**The task**
In the text below about Oakpark, who owned the house in 1906?

**Text to read**
★ ★ ★
Maurice Sandes was in possession of this property at the time of Griffith’s Valuation, when it was valued at £60. It is labelled as Oakpark on the 1st edition Ordnance Survey Map. In 1837 Lewis recorded Oakpark as the seat of John Bateman. Bary writes that, Killeen, the original house at this site, was a late seventeenth century house. It was followed by Oakpark, built by John Bateman in the 1820s. This is the house mentioned by Wilson in 1786 as the seat of Rowland Bateman. Maurice Sandes purchased the estate in the late 1840s and built the later Oakpark House c.1857. In 1906 this house was owned by Falkiner Sandes and valued at £112. The house was sold in 1922 and is now used as offices.  

Parknamore, Ballincollig, Co Cork

Parknamore, Ballincollig, Co Cork

Bence-Jones, Mark. A Guide to Irish Country Houses (originally published as Burke’s Guide to Country Houses volume 1 Ireland by Burke’s Peerage Ltd. 1978); Revised edition 1988 Constable and Company Ltd, London.
★ ★ ★
**Provided data**
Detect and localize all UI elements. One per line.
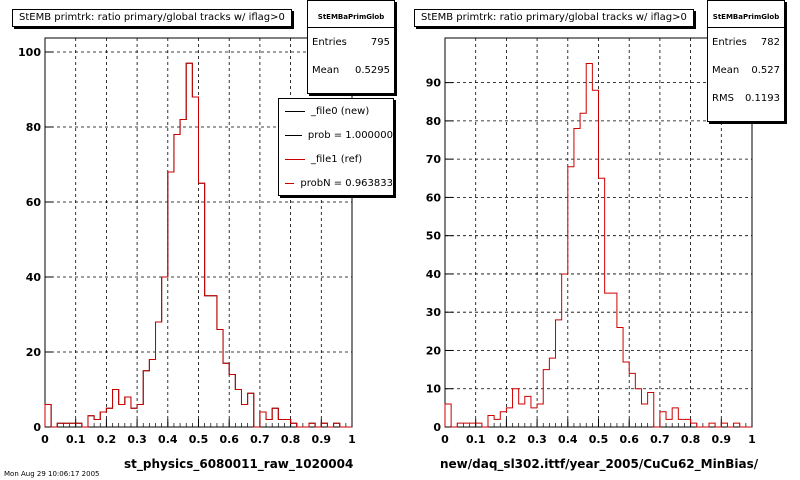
legend-line-red (285, 158, 305, 160)
right-stats-entries-label: Entries (712, 36, 747, 48)
right-stats-entries-row: Entries 782 (708, 28, 784, 56)
left-x-tick-label: 0.3 (127, 433, 147, 446)
left-histogram-series-1 (44, 62, 352, 428)
right-x-tick-label: 0.3 (527, 433, 547, 446)
legend-label-file0: _file0 (new) (311, 105, 370, 117)
right-stats-rms-label: RMS (712, 92, 734, 104)
left-y-tick-label: 60 (26, 196, 42, 209)
right-stats-name: StEMBaPrimGlob (708, 1, 784, 28)
left-stats-box: StEMBaPrimGlob Entries 795 Mean 0.5295 (307, 0, 395, 94)
right-y-tick-label: 80 (426, 115, 442, 128)
left-stats-entries-value: 795 (370, 36, 390, 48)
footer-timestamp: Mon Aug 29 10:06:17 2005 (4, 470, 100, 478)
left-x-tick-label: 0.7 (250, 433, 270, 446)
left-x-tick-label: 0 (41, 433, 49, 446)
right-stats-box: StEMBaPrimGlob Entries 782 Mean 0.527 RM… (707, 0, 785, 122)
legend-line-black (285, 110, 305, 112)
left-stats-entries-label: Entries (312, 36, 347, 48)
right-x-axis-title: new/daq_sl302.ittf/year_2005/CuCu62_MinB… (440, 457, 759, 471)
right-x-tick-label: 0.8 (681, 433, 701, 446)
left-x-tick-label: 0.9 (312, 433, 332, 446)
legend-label-file1: _file1 (ref) (311, 153, 363, 165)
left-stats-mean-value: 0.5295 (355, 64, 390, 76)
right-y-tick-label: 0 (433, 421, 441, 434)
right-y-tick-label: 50 (426, 230, 442, 243)
right-x-tick-label: 0.6 (619, 433, 639, 446)
right-stats-mean-value: 0.527 (751, 64, 780, 76)
left-y-tick-label: 0 (33, 421, 41, 434)
right-y-tick-label: 90 (426, 77, 442, 90)
left-x-tick-label: 0.6 (219, 433, 239, 446)
left-x-tick-label: 1 (348, 433, 356, 446)
legend-entry-probn: probN = 0.963833 (279, 171, 393, 195)
left-x-tick-label: 0.2 (97, 433, 117, 446)
right-stats-mean-row: Mean 0.527 (708, 56, 784, 84)
left-y-tick-label: 100 (18, 46, 41, 59)
left-y-tick-label: 80 (26, 121, 42, 134)
left-legend: _file0 (new) prob = 1.000000 _file1 (ref… (278, 98, 394, 196)
left-y-tick-label: 40 (26, 271, 42, 284)
right-x-tick-label: 0.1 (466, 433, 486, 446)
right-y-tick-label: 10 (426, 383, 442, 396)
legend-label-prob: prob = 1.000000 (307, 129, 393, 141)
left-stats-mean-label: Mean (312, 64, 340, 76)
left-chart-title: StEMB primtrk: ratio primary/global trac… (12, 9, 292, 27)
right-stats-rms-row: RMS 0.1193 (708, 84, 784, 112)
right-x-tick-label: 0 (441, 433, 449, 446)
left-x-tick-label: 0.1 (66, 433, 86, 446)
right-x-tick-label: 0.9 (712, 433, 732, 446)
right-x-tick-label: 1 (748, 433, 756, 446)
left-y-tick-label: 20 (26, 346, 42, 359)
right-y-tick-label: 70 (426, 153, 442, 166)
legend-entry-file1: _file1 (ref) (279, 147, 393, 171)
left-x-tick-label: 0.4 (158, 433, 178, 446)
right-stats-entries-value: 782 (760, 36, 780, 48)
right-x-tick-label: 0.5 (589, 433, 609, 446)
legend-entry-file0: _file0 (new) (279, 99, 393, 123)
legend-line-red-2 (285, 182, 295, 184)
legend-line-black-2 (285, 134, 302, 136)
right-y-tick-label: 40 (426, 268, 442, 281)
left-stats-name: StEMBaPrimGlob (308, 1, 394, 28)
right-stats-rms-value: 0.1193 (745, 92, 780, 104)
right-y-tick-label: 60 (426, 191, 442, 204)
right-stats-mean-label: Mean (712, 64, 740, 76)
right-x-tick-label: 0.2 (497, 433, 517, 446)
legend-label-probn: probN = 0.963833 (300, 177, 393, 189)
right-y-tick-label: 30 (426, 306, 442, 319)
right-x-tick-label: 0.4 (558, 433, 578, 446)
legend-entry-prob: prob = 1.000000 (279, 123, 393, 147)
left-x-tick-label: 0.5 (189, 433, 209, 446)
right-y-tick-label: 20 (426, 344, 442, 357)
left-stats-mean-row: Mean 0.5295 (308, 56, 394, 84)
left-x-tick-label: 0.8 (281, 433, 301, 446)
right-chart-title: StEMB primtrk: ratio primary/global trac… (414, 9, 694, 27)
right-x-tick-label: 0.7 (650, 433, 670, 446)
left-stats-entries-row: Entries 795 (308, 28, 394, 56)
left-x-axis-title: st_physics_6080011_raw_1020004 (124, 457, 354, 471)
right-histogram-series-0 (444, 62, 752, 428)
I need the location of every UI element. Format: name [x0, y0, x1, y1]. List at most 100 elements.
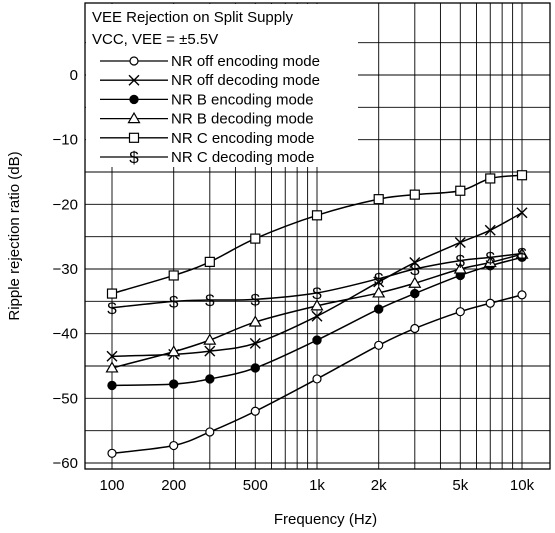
★ ★ ★
**Written answer**
Falkiner Sandes